#### INPUT

┌──

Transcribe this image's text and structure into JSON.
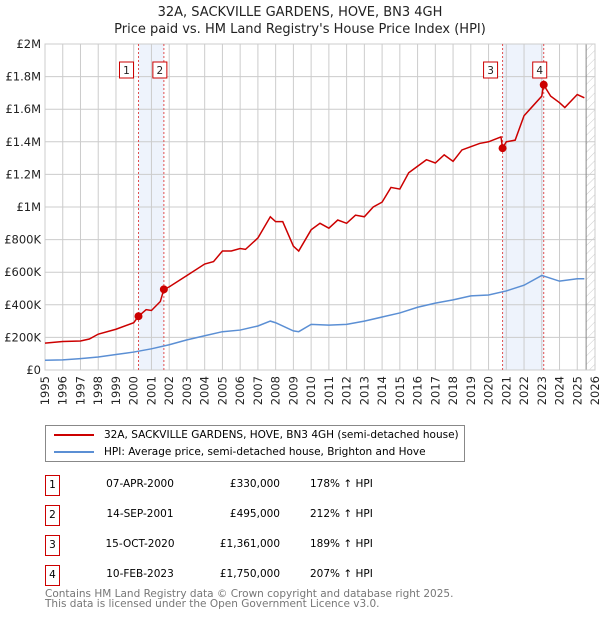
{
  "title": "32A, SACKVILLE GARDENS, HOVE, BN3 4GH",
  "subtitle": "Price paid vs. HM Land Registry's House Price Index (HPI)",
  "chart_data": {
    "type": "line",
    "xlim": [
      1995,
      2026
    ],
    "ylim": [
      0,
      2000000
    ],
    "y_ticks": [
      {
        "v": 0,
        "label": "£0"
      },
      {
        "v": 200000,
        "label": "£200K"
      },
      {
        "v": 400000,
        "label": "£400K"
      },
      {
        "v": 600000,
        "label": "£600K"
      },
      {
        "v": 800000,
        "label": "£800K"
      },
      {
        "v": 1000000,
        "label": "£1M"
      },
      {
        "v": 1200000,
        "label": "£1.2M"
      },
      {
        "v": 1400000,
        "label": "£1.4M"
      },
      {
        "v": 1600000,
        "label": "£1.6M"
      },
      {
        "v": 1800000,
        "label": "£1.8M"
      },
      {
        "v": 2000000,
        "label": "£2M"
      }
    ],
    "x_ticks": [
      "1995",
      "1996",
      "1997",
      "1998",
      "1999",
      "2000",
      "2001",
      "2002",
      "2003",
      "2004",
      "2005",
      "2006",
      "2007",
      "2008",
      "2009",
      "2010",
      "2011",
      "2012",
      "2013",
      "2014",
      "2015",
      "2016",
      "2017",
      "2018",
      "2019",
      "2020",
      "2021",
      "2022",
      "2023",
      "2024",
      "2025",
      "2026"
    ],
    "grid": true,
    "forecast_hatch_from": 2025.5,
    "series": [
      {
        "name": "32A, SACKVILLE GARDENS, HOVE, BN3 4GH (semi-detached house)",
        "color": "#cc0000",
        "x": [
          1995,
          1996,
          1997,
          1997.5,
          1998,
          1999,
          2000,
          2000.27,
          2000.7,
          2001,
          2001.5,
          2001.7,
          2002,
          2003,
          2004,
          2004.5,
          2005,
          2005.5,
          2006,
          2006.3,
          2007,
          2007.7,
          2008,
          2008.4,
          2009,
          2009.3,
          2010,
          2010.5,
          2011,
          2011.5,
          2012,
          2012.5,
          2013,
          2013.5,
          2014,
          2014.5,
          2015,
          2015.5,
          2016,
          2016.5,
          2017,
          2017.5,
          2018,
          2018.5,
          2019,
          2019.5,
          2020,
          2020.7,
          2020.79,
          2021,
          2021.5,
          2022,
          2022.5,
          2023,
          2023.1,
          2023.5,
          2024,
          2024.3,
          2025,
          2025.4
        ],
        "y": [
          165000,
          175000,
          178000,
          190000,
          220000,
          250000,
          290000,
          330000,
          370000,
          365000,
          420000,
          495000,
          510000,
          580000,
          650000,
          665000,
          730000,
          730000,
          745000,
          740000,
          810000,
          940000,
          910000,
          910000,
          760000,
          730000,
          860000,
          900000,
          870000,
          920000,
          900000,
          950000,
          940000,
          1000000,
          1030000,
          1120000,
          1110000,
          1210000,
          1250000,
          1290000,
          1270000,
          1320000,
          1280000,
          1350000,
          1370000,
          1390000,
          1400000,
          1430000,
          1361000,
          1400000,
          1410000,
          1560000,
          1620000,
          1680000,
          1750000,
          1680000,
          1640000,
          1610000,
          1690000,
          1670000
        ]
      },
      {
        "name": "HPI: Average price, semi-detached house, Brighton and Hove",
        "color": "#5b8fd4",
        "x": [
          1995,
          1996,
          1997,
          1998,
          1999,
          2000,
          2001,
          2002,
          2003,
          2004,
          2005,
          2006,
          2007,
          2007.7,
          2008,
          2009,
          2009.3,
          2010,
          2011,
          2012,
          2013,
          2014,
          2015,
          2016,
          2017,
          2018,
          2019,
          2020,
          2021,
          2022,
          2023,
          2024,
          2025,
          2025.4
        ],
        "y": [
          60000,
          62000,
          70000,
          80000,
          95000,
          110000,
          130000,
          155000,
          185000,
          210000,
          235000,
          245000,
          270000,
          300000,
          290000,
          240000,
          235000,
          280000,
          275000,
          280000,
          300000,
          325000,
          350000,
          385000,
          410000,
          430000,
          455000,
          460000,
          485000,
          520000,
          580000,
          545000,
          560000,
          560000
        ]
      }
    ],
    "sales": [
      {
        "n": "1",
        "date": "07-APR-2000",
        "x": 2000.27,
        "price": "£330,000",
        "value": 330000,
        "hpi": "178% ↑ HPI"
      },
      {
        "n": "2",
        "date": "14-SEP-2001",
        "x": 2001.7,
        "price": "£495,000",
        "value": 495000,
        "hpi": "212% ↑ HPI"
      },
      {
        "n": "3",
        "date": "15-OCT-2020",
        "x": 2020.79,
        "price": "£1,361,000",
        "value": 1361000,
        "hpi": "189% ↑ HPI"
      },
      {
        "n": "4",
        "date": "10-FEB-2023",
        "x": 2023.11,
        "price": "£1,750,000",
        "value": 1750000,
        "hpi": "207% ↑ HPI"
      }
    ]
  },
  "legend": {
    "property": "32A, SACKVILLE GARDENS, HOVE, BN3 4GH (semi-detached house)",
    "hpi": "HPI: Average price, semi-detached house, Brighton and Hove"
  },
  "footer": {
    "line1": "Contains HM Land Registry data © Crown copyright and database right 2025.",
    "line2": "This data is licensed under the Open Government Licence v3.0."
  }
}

└──

#### TASK TO COMPLETE
Return all of the entries word for word, but omit the pictures.

#### RESPONSE
Transcribe this image's text and structure into JSON.
{
  "title": "32A, SACKVILLE GARDENS, HOVE, BN3 4GH",
  "subtitle": "Price paid vs. HM Land Registry's House Price Index (HPI)",
  "chart_data": {
    "type": "line",
    "xlim": [
      1995,
      2026
    ],
    "ylim": [
      0,
      2000000
    ],
    "y_ticks": [
      {
        "v": 0,
        "label": "£0"
      },
      {
        "v": 200000,
        "label": "£200K"
      },
      {
        "v": 400000,
        "label": "£400K"
      },
      {
        "v": 600000,
        "label": "£600K"
      },
      {
        "v": 800000,
        "label": "£800K"
      },
      {
        "v": 1000000,
        "label": "£1M"
      },
      {
        "v": 1200000,
        "label": "£1.2M"
      },
      {
        "v": 1400000,
        "label": "£1.4M"
      },
      {
        "v": 1600000,
        "label": "£1.6M"
      },
      {
        "v": 1800000,
        "label": "£1.8M"
      },
      {
        "v": 2000000,
        "label": "£2M"
      }
    ],
    "x_ticks": [
      "1995",
      "1996",
      "1997",
      "1998",
      "1999",
      "2000",
      "2001",
      "2002",
      "2003",
      "2004",
      "2005",
      "2006",
      "2007",
      "2008",
      "2009",
      "2010",
      "2011",
      "2012",
      "2013",
      "2014",
      "2015",
      "2016",
      "2017",
      "2018",
      "2019",
      "2020",
      "2021",
      "2022",
      "2023",
      "2024",
      "2025",
      "2026"
    ],
    "grid": true,
    "forecast_hatch_from": 2025.5,
    "series": [
      {
        "name": "32A, SACKVILLE GARDENS, HOVE, BN3 4GH (semi-detached house)",
        "color": "#cc0000",
        "x": [
          1995,
          1996,
          1997,
          1997.5,
          1998,
          1999,
          2000,
          2000.27,
          2000.7,
          2001,
          2001.5,
          2001.7,
          2002,
          2003,
          2004,
          2004.5,
          2005,
          2005.5,
          2006,
          2006.3,
          2007,
          2007.7,
          2008,
          2008.4,
          2009,
          2009.3,
          2010,
          2010.5,
          2011,
          2011.5,
          2012,
          2012.5,
          2013,
          2013.5,
          2014,
          2014.5,
          2015,
          2015.5,
          2016,
          2016.5,
          2017,
          2017.5,
          2018,
          2018.5,
          2019,
          2019.5,
          2020,
          2020.7,
          2020.79,
          2021,
          2021.5,
          2022,
          2022.5,
          2023,
          2023.1,
          2023.5,
          2024,
          2024.3,
          2025,
          2025.4
        ],
        "y": [
          165000,
          175000,
          178000,
          190000,
          220000,
          250000,
          290000,
          330000,
          370000,
          365000,
          420000,
          495000,
          510000,
          580000,
          650000,
          665000,
          730000,
          730000,
          745000,
          740000,
          810000,
          940000,
          910000,
          910000,
          760000,
          730000,
          860000,
          900000,
          870000,
          920000,
          900000,
          950000,
          940000,
          1000000,
          1030000,
          1120000,
          1110000,
          1210000,
          1250000,
          1290000,
          1270000,
          1320000,
          1280000,
          1350000,
          1370000,
          1390000,
          1400000,
          1430000,
          1361000,
          1400000,
          1410000,
          1560000,
          1620000,
          1680000,
          1750000,
          1680000,
          1640000,
          1610000,
          1690000,
          1670000
        ]
      },
      {
        "name": "HPI: Average price, semi-detached house, Brighton and Hove",
        "color": "#5b8fd4",
        "x": [
          1995,
          1996,
          1997,
          1998,
          1999,
          2000,
          2001,
          2002,
          2003,
          2004,
          2005,
          2006,
          2007,
          2007.7,
          2008,
          2009,
          2009.3,
          2010,
          2011,
          2012,
          2013,
          2014,
          2015,
          2016,
          2017,
          2018,
          2019,
          2020,
          2021,
          2022,
          2023,
          2024,
          2025,
          2025.4
        ],
        "y": [
          60000,
          62000,
          70000,
          80000,
          95000,
          110000,
          130000,
          155000,
          185000,
          210000,
          235000,
          245000,
          270000,
          300000,
          290000,
          240000,
          235000,
          280000,
          275000,
          280000,
          300000,
          325000,
          350000,
          385000,
          410000,
          430000,
          455000,
          460000,
          485000,
          520000,
          580000,
          545000,
          560000,
          560000
        ]
      }
    ],
    "sales": [
      {
        "n": "1",
        "date": "07-APR-2000",
        "x": 2000.27,
        "price": "£330,000",
        "value": 330000,
        "hpi": "178% ↑ HPI"
      },
      {
        "n": "2",
        "date": "14-SEP-2001",
        "x": 2001.7,
        "price": "£495,000",
        "value": 495000,
        "hpi": "212% ↑ HPI"
      },
      {
        "n": "3",
        "date": "15-OCT-2020",
        "x": 2020.79,
        "price": "£1,361,000",
        "value": 1361000,
        "hpi": "189% ↑ HPI"
      },
      {
        "n": "4",
        "date": "10-FEB-2023",
        "x": 2023.11,
        "price": "£1,750,000",
        "value": 1750000,
        "hpi": "207% ↑ HPI"
      }
    ]
  },
  "legend": {
    "property": "32A, SACKVILLE GARDENS, HOVE, BN3 4GH (semi-detached house)",
    "hpi": "HPI: Average price, semi-detached house, Brighton and Hove"
  },
  "footer": {
    "line1": "Contains HM Land Registry data © Crown copyright and database right 2025.",
    "line2": "This data is licensed under the Open Government Licence v3.0."
  }
}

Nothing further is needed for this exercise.